◆ **Stated problem**
Gather each line of the records where "TBIL" appears.

START The records

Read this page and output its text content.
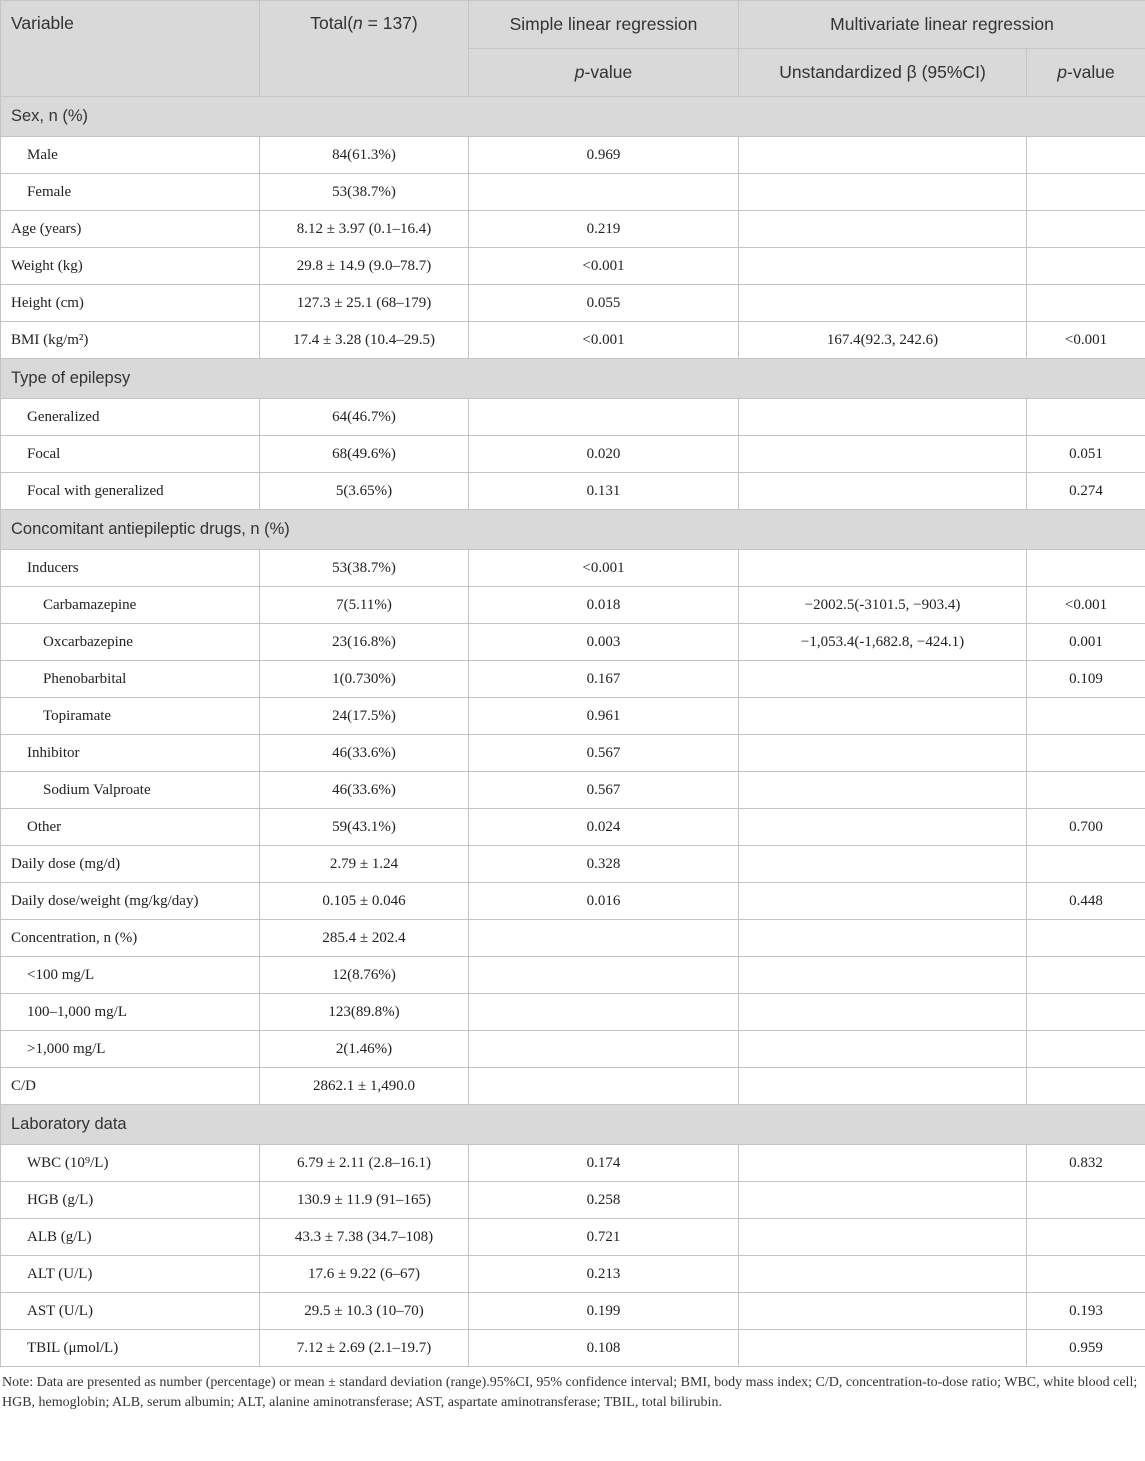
Variable	Total(n = 137)	Simple linear regression	Multivariate linear regression	
		p-value	Unstandardized β (95%CI)	p-value
Sex, n (%)				
Male	84(61.3%)	0.969		
Female	53(38.7%)			
Age (years)	8.12 ± 3.97 (0.1–16.4)	0.219		
Weight (kg)	29.8 ± 14.9 (9.0–78.7)	<0.001		
Height (cm)	127.3 ± 25.1 (68–179)	0.055		
BMI (kg/m²)	17.4 ± 3.28 (10.4–29.5)	<0.001	167.4(92.3, 242.6)	<0.001
Type of epilepsy				
Generalized	64(46.7%)			
Focal	68(49.6%)	0.020		0.051
Focal with generalized	5(3.65%)	0.131		0.274
Concomitant antiepileptic drugs, n (%)				
Inducers	53(38.7%)	<0.001		
Carbamazepine	7(5.11%)	0.018	−2002.5(-3101.5, −903.4)	<0.001
Oxcarbazepine	23(16.8%)	0.003	−1,053.4(-1,682.8, −424.1)	0.001
Phenobarbital	1(0.730%)	0.167		0.109
Topiramate	24(17.5%)	0.961		
Inhibitor	46(33.6%)	0.567		
Sodium Valproate	46(33.6%)	0.567		
Other	59(43.1%)	0.024		0.700
Daily dose (mg/d)	2.79 ± 1.24	0.328		
Daily dose/weight (mg/kg/day)	0.105 ± 0.046	0.016		0.448
Concentration, n (%)	285.4 ± 202.4			
<100 mg/L	12(8.76%)			
100–1,000 mg/L	123(89.8%)			
>1,000 mg/L	2(1.46%)			
C/D	2862.1 ± 1,490.0			
Laboratory data				
WBC (10⁹/L)	6.79 ± 2.11 (2.8–16.1)	0.174		0.832
HGB (g/L)	130.9 ± 11.9 (91–165)	0.258		
ALB (g/L)	43.3 ± 7.38 (34.7–108)	0.721		
ALT (U/L)	17.6 ± 9.22 (6–67)	0.213		
AST (U/L)	29.5 ± 10.3 (10–70)	0.199		0.193
TBIL (μmol/L)	7.12 ± 2.69 (2.1–19.7)	0.108		0.959
Note: Data are presented as number (percentage) or mean ± standard deviation (range).95%CI, 95% confidence interval; BMI, body mass index; C/D, concentration-to-dose ratio; WBC, white blood cell; HGB, hemoglobin; ALB, serum albumin; ALT, alanine aminotransferase; AST, aspartate aminotransferase; TBIL, total bilirubin.
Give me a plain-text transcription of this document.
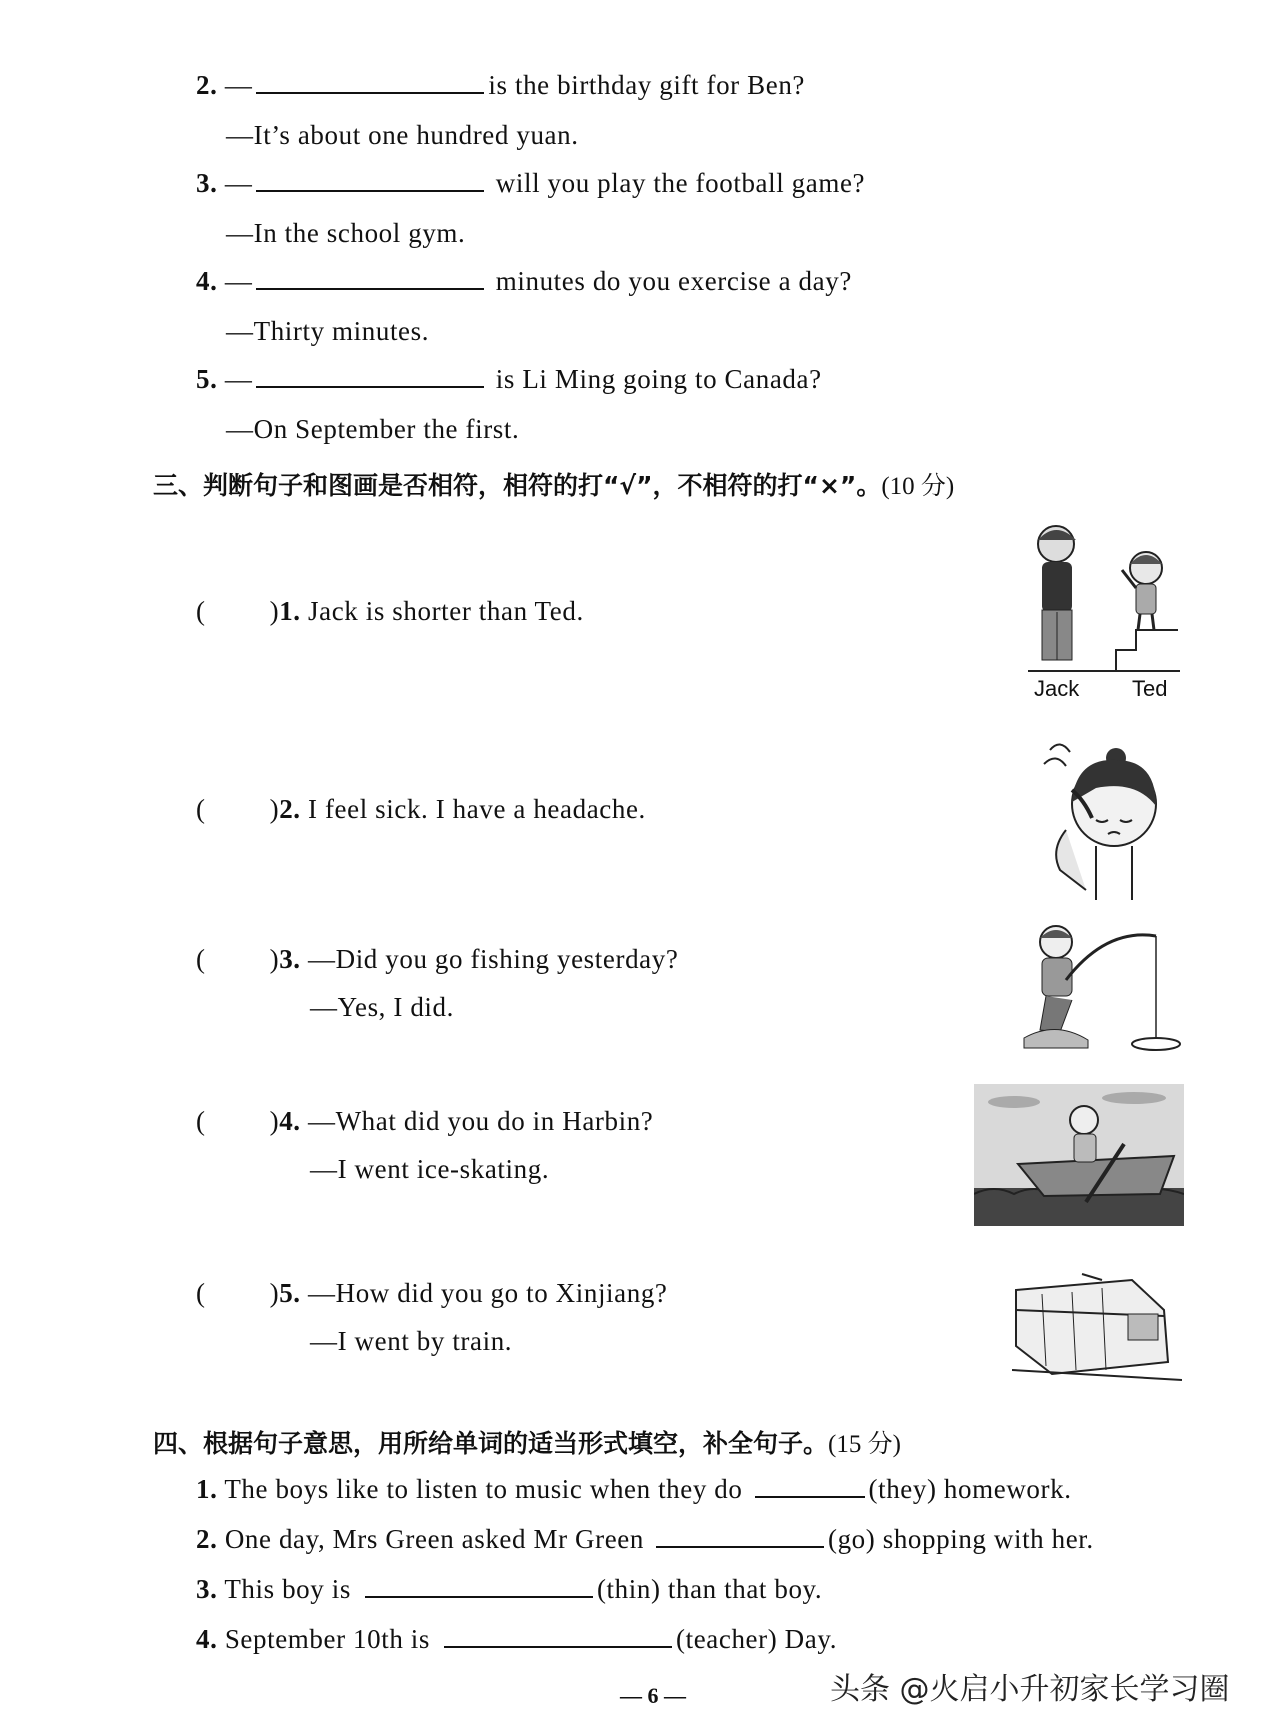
2. —	is the birthday gift for Ben?
—It’s about one hundred yuan.
3. —	will you play the football game?
—In the school gym.
4. —	minutes do you exercise a day?
—Thirty minutes.
5. —	is Li Ming going to Canada?
—On September the first.
三、判断句子和图画是否相符，相符的打“√”，不相符的打“×”。(10 分)
( )1. Jack is shorter than Ted.
( )2. I feel sick. I have a headache.
( )3. —Did you go fishing yesterday?
—Yes, I did.
( )4. —What did you do in Harbin?
—I went ice-skating.
( )5. —How did you go to Xinjiang?
—I went by train.
Jack Ted
四、根据句子意思，用所给单词的适当形式填空，补全句子。(15 分)
1. The boys like to listen to music when they do	(they) homework.
2. One day, Mrs Green asked Mr Green	(go) shopping with her.
3. This boy is	(thin) than that boy.
4. September 10th is	(teacher) Day.
— 6 —	头条 @火启小升初家长学习圈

END The records

◆ **Response to the task**
TBIL (μmol/L)	7.12 ± 2.69 (2.1–19.7)	0.108		0.959
Note: Data are presented as number (percentage) or mean ± standard deviation (range).95%CI, 95% confidence interval; BMI, body mass index; C/D, concentration-to-dose ratio; WBC, white blood cell; HGB, hemoglobin; ALB, serum albumin; ALT, alanine aminotransferase; AST, aspartate aminotransferase; TBIL, total bilirubin.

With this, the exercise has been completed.